Go through the material below and copy all lines with "Выберите".

RECORDS PROVIDED -
►

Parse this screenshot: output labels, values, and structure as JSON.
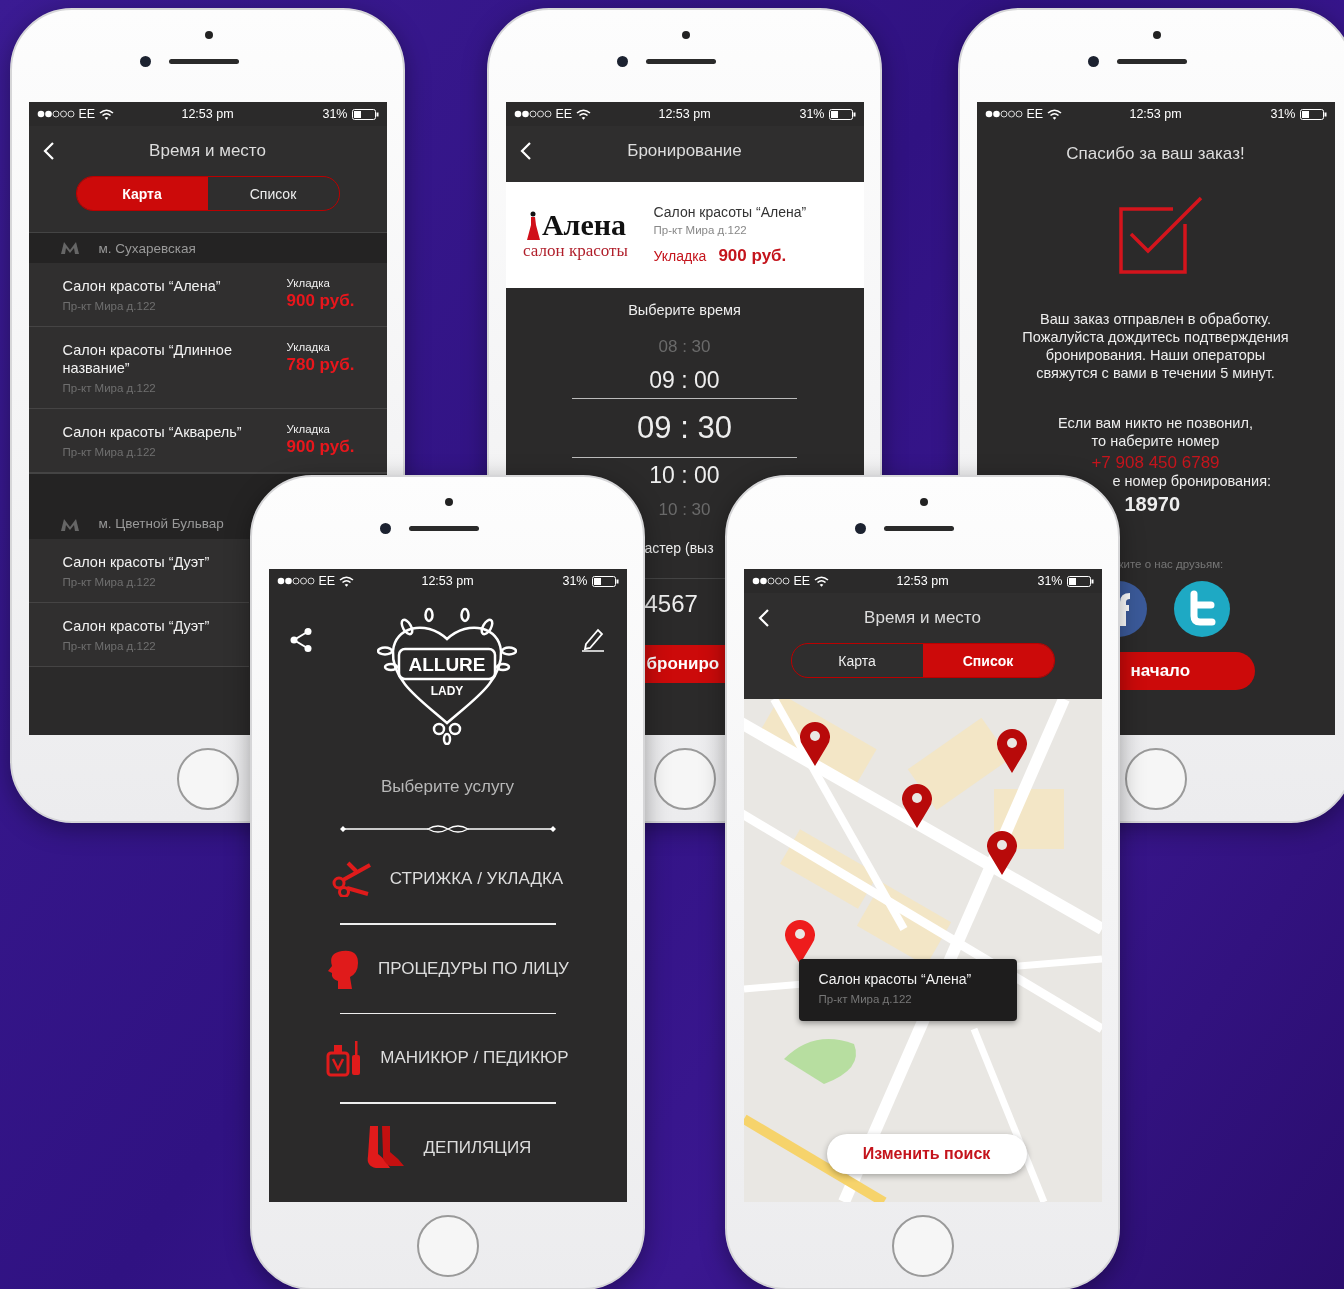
{
  "phones": [
    {
      "kind": "salon_list",
      "status": {
        "carrier": "EE",
        "time": "12:53 pm",
        "battery": "31%"
      },
      "title": "Время и место",
      "tabs": [
        {
          "label": "Карта",
          "selected": true
        },
        {
          "label": "Список",
          "selected": false
        }
      ],
      "groups": [
        {
          "metro": "м. Сухаревская",
          "salons": [
            {
              "name": "Салон красоты “Алена”",
              "address": "Пр-кт Мира д.122",
              "service": "Укладка",
              "price": "900 руб."
            },
            {
              "name": "Салон красоты “Длинное название”",
              "address": "Пр-кт Мира д.122",
              "service": "Укладка",
              "price": "780 руб."
            },
            {
              "name": "Салон красоты “Акварель”",
              "address": "Пр-кт Мира д.122",
              "service": "Укладка",
              "price": "900 руб."
            }
          ]
        },
        {
          "metro": "м. Цветной Бульвар",
          "salons": [
            {
              "name": "Салон красоты “Дуэт”",
              "address": "Пр-кт Мира д.122"
            },
            {
              "name": "Салон красоты “Дуэт”",
              "address": "Пр-кт Мира д.122"
            }
          ]
        }
      ]
    },
    {
      "kind": "booking",
      "status": {
        "carrier": "EE",
        "time": "12:53 pm",
        "battery": "31%"
      },
      "title": "Бронирование",
      "logo": {
        "title": "Алена",
        "subtitle": "салон красоты"
      },
      "salon": {
        "name": "Салон красоты “Алена”",
        "address": "Пр-кт Мира д.122",
        "service": "Укладка",
        "price": "900 руб."
      },
      "picker_label": "Выберите время",
      "times": [
        {
          "time": "08 : 30",
          "selected": false
        },
        {
          "time": "09 : 00",
          "selected": false
        },
        {
          "time": "09 : 30",
          "selected": true
        },
        {
          "time": "10 : 00",
          "selected": false
        },
        {
          "time": "10 : 30",
          "selected": false
        }
      ],
      "field_label": "астер (выз",
      "field_value": "4567",
      "button": "брониро"
    },
    {
      "kind": "confirmation",
      "status": {
        "carrier": "EE",
        "time": "12:53 pm",
        "battery": "31%"
      },
      "title": "Спасибо за ваш заказ!",
      "message": "Ваш заказ отправлен в обработку. Пожалуйста дождитесь подтверждения бронирования. Наши операторы свяжутся с вами в течении 5 минут.",
      "call_hint": "Если вам никто не позвонил, то наберите номер",
      "phone": "+7 908 450 6789",
      "booking_label": "е номер бронирования:",
      "booking_number": "18970",
      "share_label": "ките о нас друзьям:",
      "button": "начало"
    },
    {
      "kind": "services",
      "status": {
        "carrier": "EE",
        "time": "12:53 pm",
        "battery": "31%"
      },
      "logo": {
        "title": "ALLURE",
        "subtitle": "LADY"
      },
      "prompt": "Выберите услугу",
      "services": [
        "СТРИЖКА / УКЛАДКА",
        "ПРОЦЕДУРЫ ПО ЛИЦУ",
        "МАНИКЮР / ПЕДИКЮР",
        "ДЕПИЛЯЦИЯ"
      ]
    },
    {
      "kind": "map",
      "status": {
        "carrier": "EE",
        "time": "12:53 pm",
        "battery": "31%"
      },
      "title": "Время и место",
      "tabs": [
        {
          "label": "Карта",
          "selected": false
        },
        {
          "label": "Список",
          "selected": true
        }
      ],
      "pins": [
        {
          "selected": false
        },
        {
          "selected": false
        },
        {
          "selected": false
        },
        {
          "selected": false
        },
        {
          "selected": true
        }
      ],
      "popup": {
        "name": "Салон красоты “Алена”",
        "address": "Пр-кт Мира д.122"
      },
      "button": "Изменить поиск"
    }
  ]
}
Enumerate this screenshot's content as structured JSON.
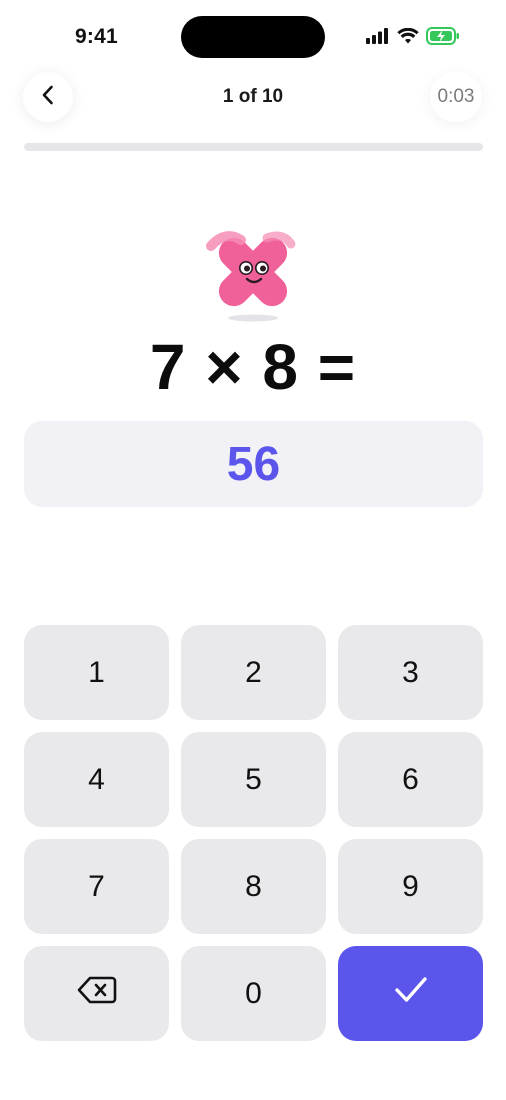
{
  "status_bar": {
    "time": "9:41",
    "icons": [
      "cellular-signal-icon",
      "wifi-icon",
      "battery-charging-icon"
    ],
    "battery_color": "#34c759"
  },
  "header": {
    "back_icon": "chevron-left-icon",
    "title": "1 of 10",
    "timer": "0:03"
  },
  "progress": {
    "current": 1,
    "total": 10,
    "fraction": 0,
    "fill_color": "#5b55ec",
    "track_color": "#e6e6ea"
  },
  "mascot": {
    "icon": "multiply-mascot-icon",
    "color": "#f0619a"
  },
  "question": {
    "text": "7 × 8 ="
  },
  "answer": {
    "value": "56",
    "color": "#5b55ec"
  },
  "keypad": {
    "keys": [
      "1",
      "2",
      "3",
      "4",
      "5",
      "6",
      "7",
      "8",
      "9"
    ],
    "zero": "0",
    "backspace_icon": "backspace-icon",
    "submit_icon": "checkmark-icon",
    "submit_color": "#5b55ec"
  }
}
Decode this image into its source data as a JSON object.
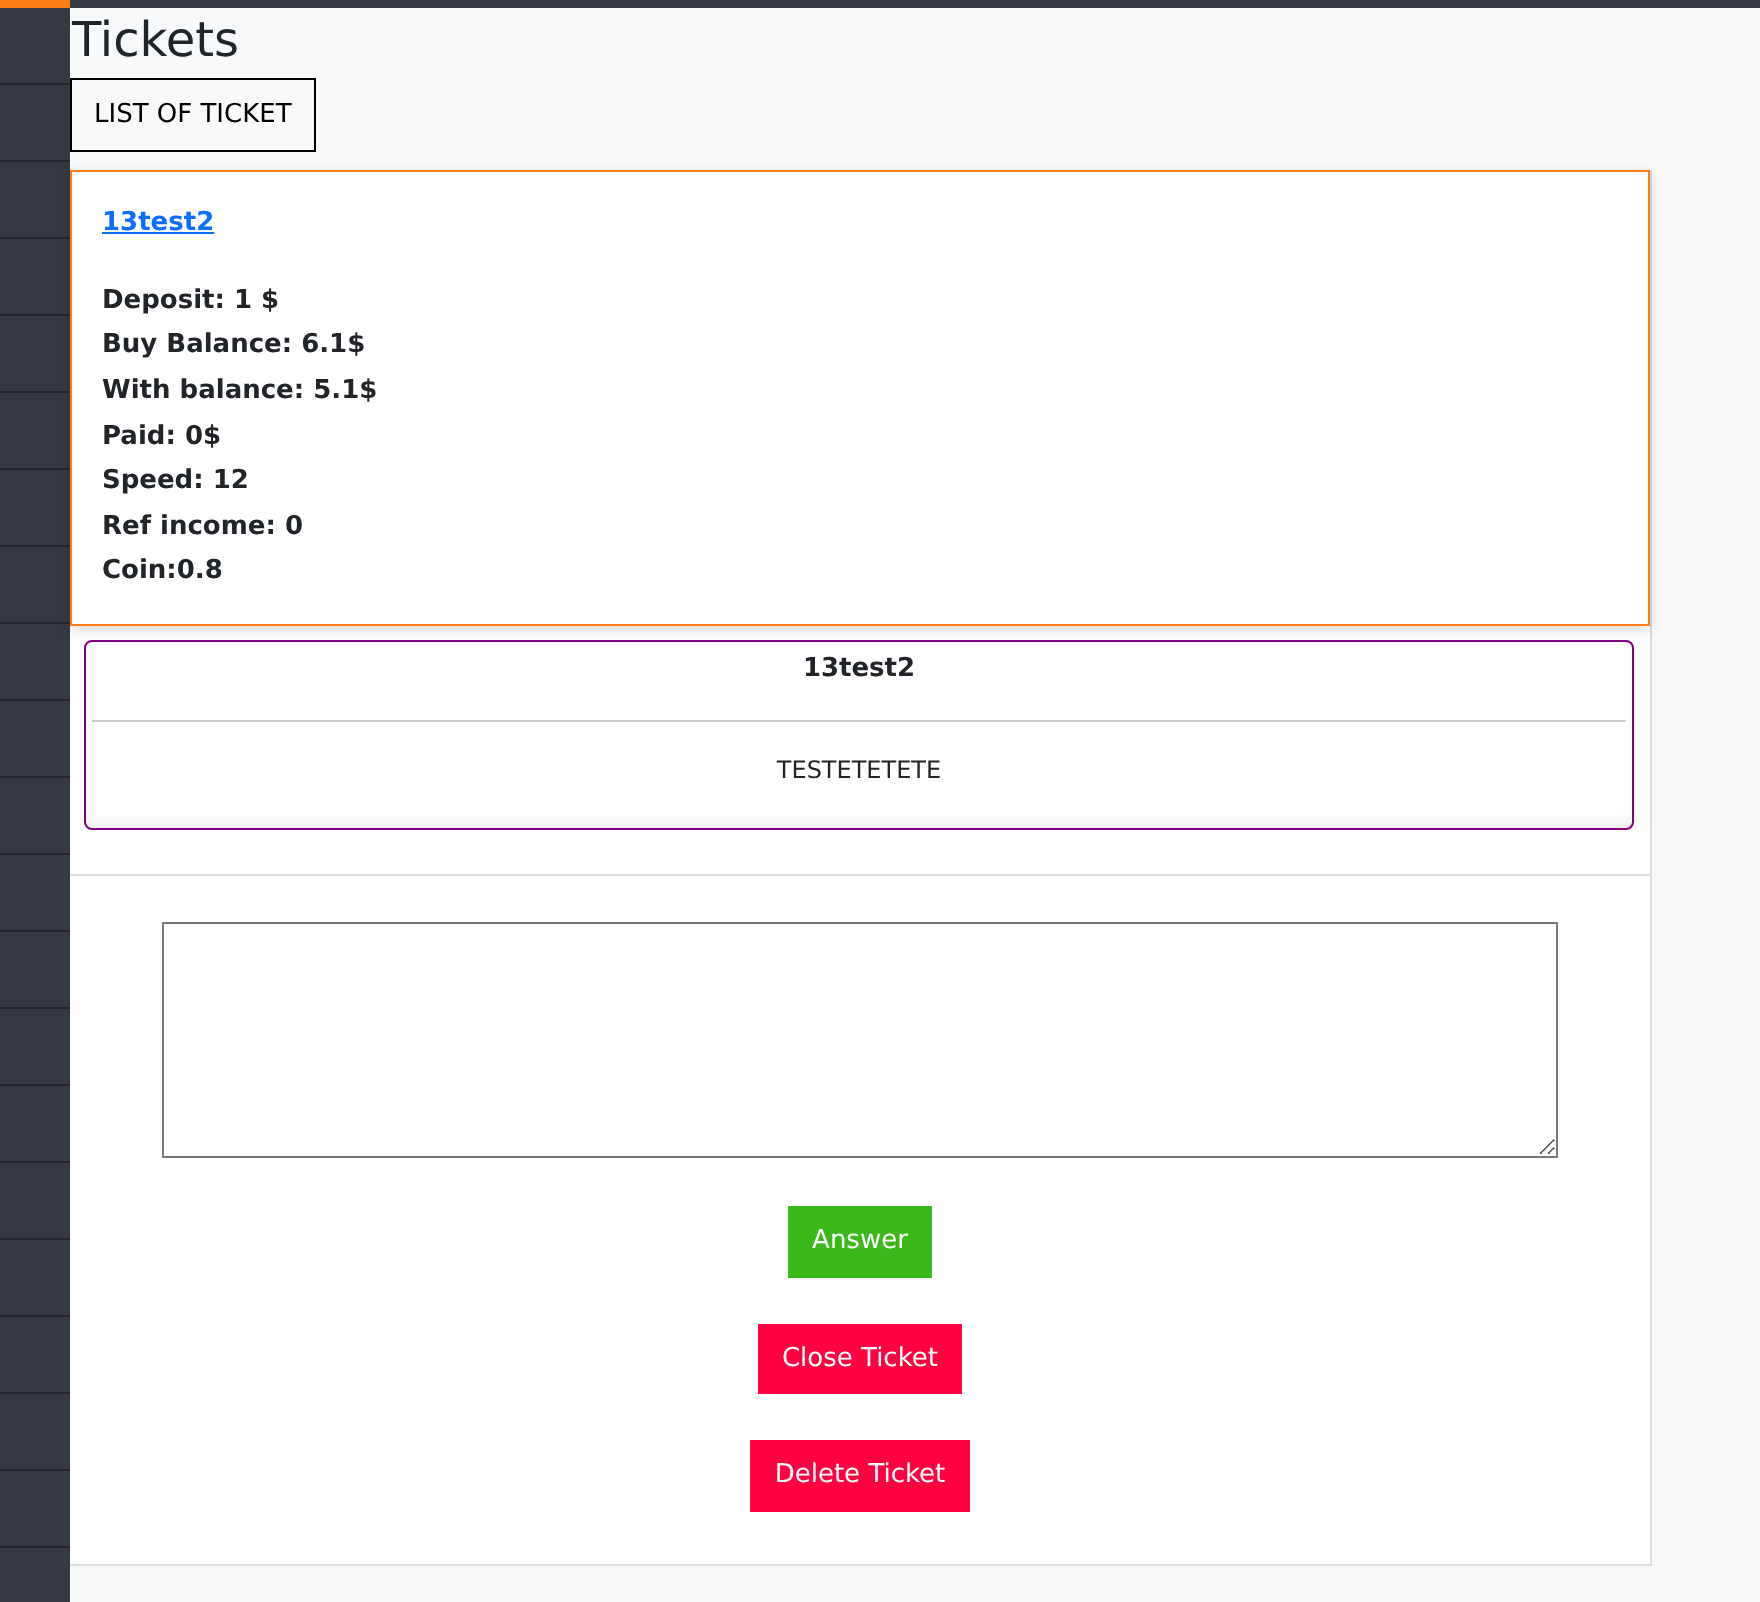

◄

FINISHED TASK -
      "picker_label": "Выберите время",
      "prompt": "Выберите услугу",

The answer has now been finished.